[Records from a data collection]
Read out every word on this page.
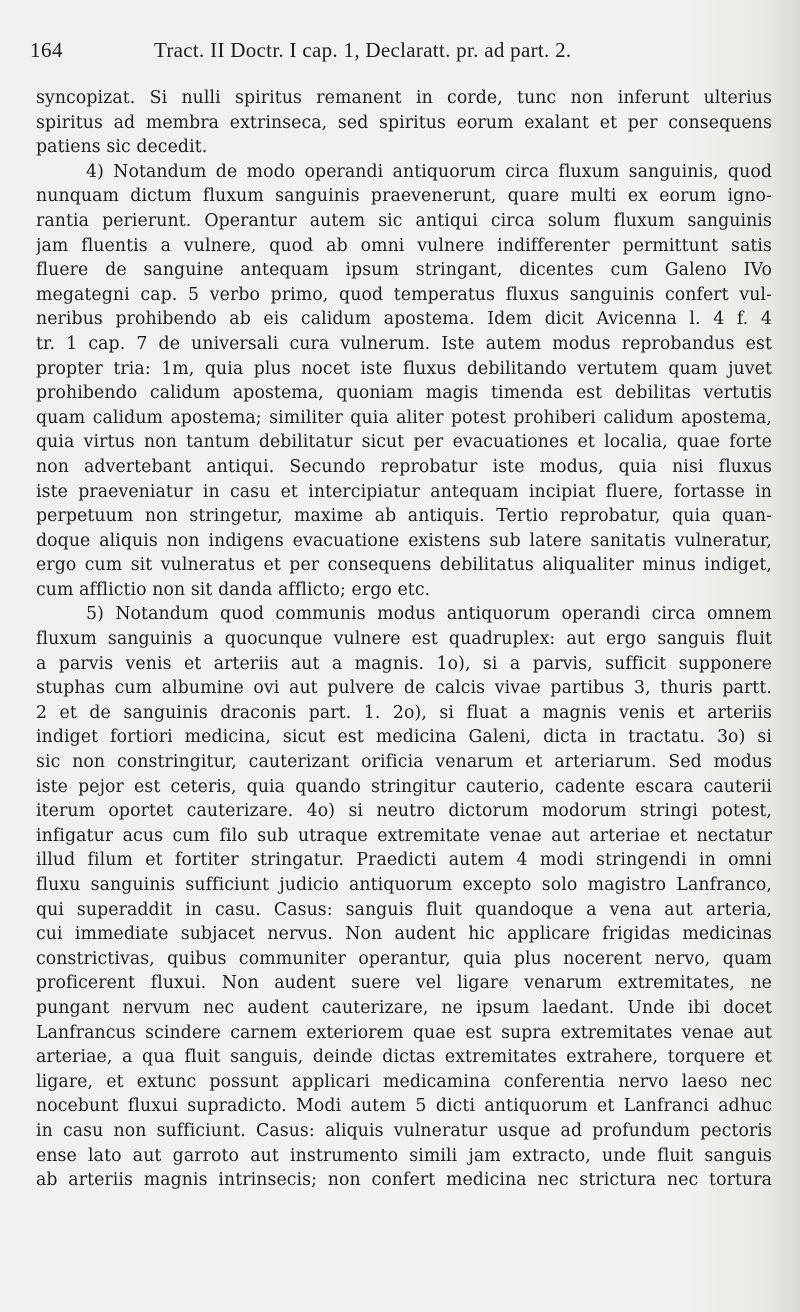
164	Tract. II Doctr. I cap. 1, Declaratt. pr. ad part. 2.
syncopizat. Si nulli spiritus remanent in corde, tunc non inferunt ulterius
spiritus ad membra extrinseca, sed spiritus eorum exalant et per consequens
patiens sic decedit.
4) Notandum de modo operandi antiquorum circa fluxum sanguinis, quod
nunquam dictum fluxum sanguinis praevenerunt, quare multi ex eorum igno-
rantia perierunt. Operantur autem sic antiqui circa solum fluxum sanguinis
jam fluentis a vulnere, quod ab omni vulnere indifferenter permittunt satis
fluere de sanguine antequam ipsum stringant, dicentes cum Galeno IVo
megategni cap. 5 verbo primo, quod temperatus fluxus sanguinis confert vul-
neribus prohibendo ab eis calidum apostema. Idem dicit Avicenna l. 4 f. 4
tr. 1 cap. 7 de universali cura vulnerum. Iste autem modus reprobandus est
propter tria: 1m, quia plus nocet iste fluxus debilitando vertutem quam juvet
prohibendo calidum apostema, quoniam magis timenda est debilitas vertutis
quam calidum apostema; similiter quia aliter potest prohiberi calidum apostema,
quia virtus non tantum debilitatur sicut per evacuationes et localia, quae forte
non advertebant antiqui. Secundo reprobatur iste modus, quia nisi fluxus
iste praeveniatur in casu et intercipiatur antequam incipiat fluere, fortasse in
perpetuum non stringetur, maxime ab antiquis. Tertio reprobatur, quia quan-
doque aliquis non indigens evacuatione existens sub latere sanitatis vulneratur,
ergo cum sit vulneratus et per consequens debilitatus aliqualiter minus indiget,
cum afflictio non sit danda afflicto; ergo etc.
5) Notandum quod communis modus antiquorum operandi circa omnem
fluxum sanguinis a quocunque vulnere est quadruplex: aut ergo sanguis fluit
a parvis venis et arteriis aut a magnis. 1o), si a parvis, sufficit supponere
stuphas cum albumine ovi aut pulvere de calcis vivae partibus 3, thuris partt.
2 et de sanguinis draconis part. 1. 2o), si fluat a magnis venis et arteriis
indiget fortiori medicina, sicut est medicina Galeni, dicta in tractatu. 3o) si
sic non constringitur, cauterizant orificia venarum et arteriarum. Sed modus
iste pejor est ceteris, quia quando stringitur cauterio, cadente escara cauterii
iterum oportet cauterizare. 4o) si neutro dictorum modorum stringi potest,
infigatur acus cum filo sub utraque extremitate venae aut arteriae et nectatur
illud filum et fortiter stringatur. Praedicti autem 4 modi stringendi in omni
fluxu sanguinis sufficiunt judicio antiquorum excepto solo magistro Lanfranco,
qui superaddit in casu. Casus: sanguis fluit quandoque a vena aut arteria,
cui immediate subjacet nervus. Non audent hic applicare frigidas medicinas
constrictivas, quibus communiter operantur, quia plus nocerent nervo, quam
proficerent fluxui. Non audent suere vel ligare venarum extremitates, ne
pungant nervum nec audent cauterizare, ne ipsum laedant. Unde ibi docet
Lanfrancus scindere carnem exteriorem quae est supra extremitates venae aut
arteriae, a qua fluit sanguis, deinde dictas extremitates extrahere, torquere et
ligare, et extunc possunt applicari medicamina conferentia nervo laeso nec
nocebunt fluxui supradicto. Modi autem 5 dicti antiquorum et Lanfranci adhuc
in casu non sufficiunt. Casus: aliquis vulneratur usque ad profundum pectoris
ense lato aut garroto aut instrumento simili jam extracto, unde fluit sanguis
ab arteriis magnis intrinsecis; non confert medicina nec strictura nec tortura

• **Your goal**
In the records, locate each line holding the string "operandi" and copy it.

• **Correct result**
4) Notandum de modo operandi antiquorum circa fluxum sanguinis, quod
5) Notandum quod communis modus antiquorum operandi circa omnem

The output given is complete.